### [Text provided]
▶

QRlytics

Privacy Policy

Last updated: January 2026

1. Introduction

QRlytics ("we", "our", or "us") is committed to protecting your privacy. This Privacy Policy explains how we collect, use, disclose, and safeguard your information when you use our QR code generation and analytics service.

2. Information We Collect

2.1 Personal Information

When you register for an account, we collect:

  • Email address
  • Full name (optional)
  • Phone number (optional)
  • Company name (optional)
  • Website URL (optional)
  • Payment information (processed securely by Stripe)

2.2 QR Code Scan Data

When someone scans a QR code created through our service, we collect:

  • IP address (anonymized after 30 days)
  • Approximate geographic location (country and city level)
  • Device type (mobile, desktop, tablet)
  • Browser and operating system information
  • Date and time of the scan
  • Referrer URL (if available)

◀

### [Assignment]
Reproduce the privacy policy word for word, from "2. Information We" up to and including "securely by Stripe)".

Collected data
▶

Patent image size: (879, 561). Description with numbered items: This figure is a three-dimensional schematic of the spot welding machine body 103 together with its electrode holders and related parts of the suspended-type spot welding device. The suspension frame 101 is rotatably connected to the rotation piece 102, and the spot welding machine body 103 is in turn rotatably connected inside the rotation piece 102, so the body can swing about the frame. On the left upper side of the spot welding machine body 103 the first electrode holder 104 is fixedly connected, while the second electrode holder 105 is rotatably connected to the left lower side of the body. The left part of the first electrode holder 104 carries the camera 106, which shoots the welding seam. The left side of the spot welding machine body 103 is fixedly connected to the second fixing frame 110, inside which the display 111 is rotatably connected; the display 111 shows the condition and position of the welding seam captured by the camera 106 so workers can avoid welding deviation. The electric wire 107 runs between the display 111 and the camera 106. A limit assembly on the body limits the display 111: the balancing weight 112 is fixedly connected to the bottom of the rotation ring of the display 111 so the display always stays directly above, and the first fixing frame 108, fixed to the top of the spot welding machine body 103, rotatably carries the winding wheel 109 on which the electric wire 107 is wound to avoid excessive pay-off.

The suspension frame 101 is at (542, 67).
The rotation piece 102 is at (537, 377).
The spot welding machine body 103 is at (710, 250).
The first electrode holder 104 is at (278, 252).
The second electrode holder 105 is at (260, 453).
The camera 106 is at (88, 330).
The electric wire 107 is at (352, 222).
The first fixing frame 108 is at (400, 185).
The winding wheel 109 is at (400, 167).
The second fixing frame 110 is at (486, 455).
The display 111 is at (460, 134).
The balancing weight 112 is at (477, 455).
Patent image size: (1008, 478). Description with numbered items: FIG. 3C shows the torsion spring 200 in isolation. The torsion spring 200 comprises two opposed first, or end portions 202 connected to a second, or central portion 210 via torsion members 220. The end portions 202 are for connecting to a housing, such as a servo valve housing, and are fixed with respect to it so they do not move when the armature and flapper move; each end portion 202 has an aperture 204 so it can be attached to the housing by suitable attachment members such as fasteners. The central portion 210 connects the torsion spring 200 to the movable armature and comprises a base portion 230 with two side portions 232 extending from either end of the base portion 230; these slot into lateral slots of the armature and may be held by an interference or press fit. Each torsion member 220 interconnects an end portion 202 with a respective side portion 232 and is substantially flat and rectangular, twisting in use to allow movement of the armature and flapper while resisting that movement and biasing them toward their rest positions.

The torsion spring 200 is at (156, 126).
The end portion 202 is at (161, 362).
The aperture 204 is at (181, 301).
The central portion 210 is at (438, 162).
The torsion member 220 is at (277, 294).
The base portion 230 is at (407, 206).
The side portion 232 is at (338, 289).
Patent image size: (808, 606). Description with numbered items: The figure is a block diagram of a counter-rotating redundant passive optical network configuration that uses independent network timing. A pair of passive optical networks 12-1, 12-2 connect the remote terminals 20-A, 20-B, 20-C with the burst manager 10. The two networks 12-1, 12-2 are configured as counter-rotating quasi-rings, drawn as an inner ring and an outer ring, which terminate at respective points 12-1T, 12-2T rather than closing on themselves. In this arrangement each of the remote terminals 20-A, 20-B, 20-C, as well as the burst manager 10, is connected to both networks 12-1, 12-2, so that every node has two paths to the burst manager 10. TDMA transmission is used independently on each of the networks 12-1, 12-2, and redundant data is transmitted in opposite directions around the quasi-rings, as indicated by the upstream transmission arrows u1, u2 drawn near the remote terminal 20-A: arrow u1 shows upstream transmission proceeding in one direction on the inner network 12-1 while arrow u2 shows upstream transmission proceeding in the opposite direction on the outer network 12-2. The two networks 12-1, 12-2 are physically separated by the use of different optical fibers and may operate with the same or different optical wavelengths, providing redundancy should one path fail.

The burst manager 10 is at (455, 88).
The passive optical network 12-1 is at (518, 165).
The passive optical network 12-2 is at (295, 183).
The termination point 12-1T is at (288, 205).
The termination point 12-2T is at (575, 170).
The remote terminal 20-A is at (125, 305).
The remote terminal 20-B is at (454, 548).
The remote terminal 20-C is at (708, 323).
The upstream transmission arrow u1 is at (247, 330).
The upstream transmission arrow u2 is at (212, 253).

◀

### [Your response]
2. Information We Collect

2.1 Personal Information

When you register for an account, we collect:

  • Email address
  • Full name (optional)
  • Phone number (optional)
  • Company name (optional)
  • Website URL (optional)
  • Payment information (processed securely by Stripe)